> Task to complete
Repeat the records verbatim and leave the pictures out of your copy.

> Supplied material
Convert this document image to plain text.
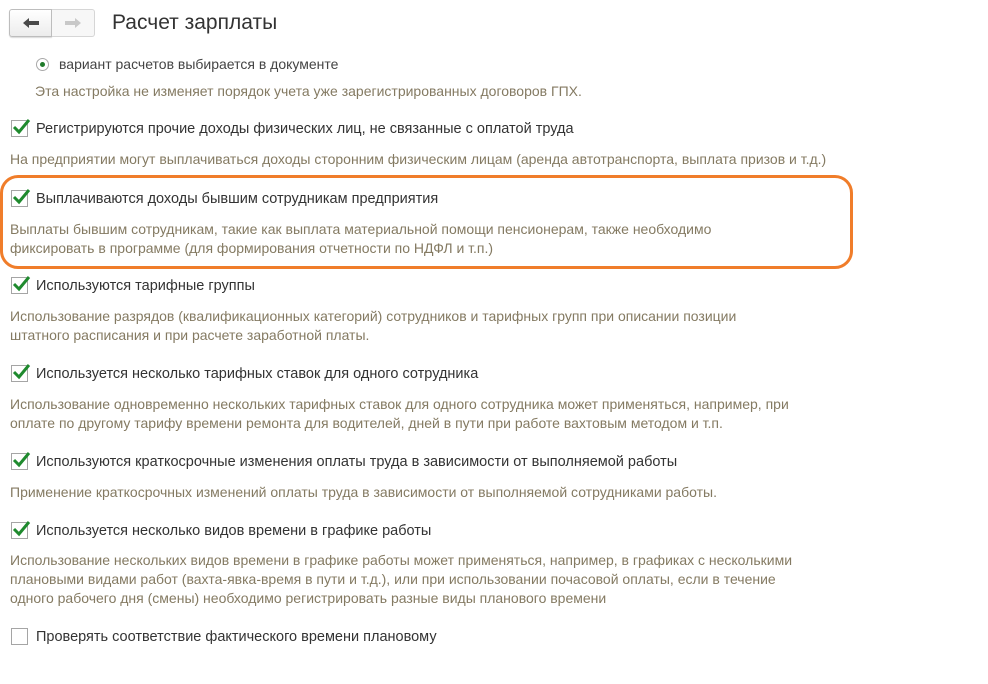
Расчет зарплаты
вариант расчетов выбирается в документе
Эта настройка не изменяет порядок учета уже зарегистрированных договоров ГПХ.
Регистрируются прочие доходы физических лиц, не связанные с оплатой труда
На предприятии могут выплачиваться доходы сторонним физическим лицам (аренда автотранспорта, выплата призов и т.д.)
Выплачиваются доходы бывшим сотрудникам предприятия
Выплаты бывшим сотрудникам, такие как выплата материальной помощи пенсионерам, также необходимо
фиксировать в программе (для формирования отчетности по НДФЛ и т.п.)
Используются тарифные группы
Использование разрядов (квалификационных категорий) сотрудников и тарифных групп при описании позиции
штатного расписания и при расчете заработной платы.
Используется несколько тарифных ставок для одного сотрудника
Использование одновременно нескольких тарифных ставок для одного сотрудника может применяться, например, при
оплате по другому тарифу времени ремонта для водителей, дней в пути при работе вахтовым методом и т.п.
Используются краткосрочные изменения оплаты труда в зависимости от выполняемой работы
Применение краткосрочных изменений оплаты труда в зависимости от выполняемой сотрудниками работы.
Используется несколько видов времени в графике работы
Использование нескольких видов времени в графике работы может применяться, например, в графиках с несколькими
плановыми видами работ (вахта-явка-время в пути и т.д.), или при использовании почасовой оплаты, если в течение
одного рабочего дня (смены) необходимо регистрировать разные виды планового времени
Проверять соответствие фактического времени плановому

> Solution
Convert this document image to plain text.
Расчет зарплаты
вариант расчетов выбирается в документе
Эта настройка не изменяет порядок учета уже зарегистрированных договоров ГПХ.
Регистрируются прочие доходы физических лиц, не связанные с оплатой труда
На предприятии могут выплачиваться доходы сторонним физическим лицам (аренда автотранспорта, выплата призов и т.д.)
Выплачиваются доходы бывшим сотрудникам предприятия
Выплаты бывшим сотрудникам, такие как выплата материальной помощи пенсионерам, также необходимо
фиксировать в программе (для формирования отчетности по НДФЛ и т.п.)
Используются тарифные группы
Использование разрядов (квалификационных категорий) сотрудников и тарифных групп при описании позиции
штатного расписания и при расчете заработной платы.
Используется несколько тарифных ставок для одного сотрудника
Использование одновременно нескольких тарифных ставок для одного сотрудника может применяться, например, при
оплате по другому тарифу времени ремонта для водителей, дней в пути при работе вахтовым методом и т.п.
Используются краткосрочные изменения оплаты труда в зависимости от выполняемой работы
Применение краткосрочных изменений оплаты труда в зависимости от выполняемой сотрудниками работы.
Используется несколько видов времени в графике работы
Использование нескольких видов времени в графике работы может применяться, например, в графиках с несколькими
плановыми видами работ (вахта-явка-время в пути и т.д.), или при использовании почасовой оплаты, если в течение
одного рабочего дня (смены) необходимо регистрировать разные виды планового времени
Проверять соответствие фактического времени плановому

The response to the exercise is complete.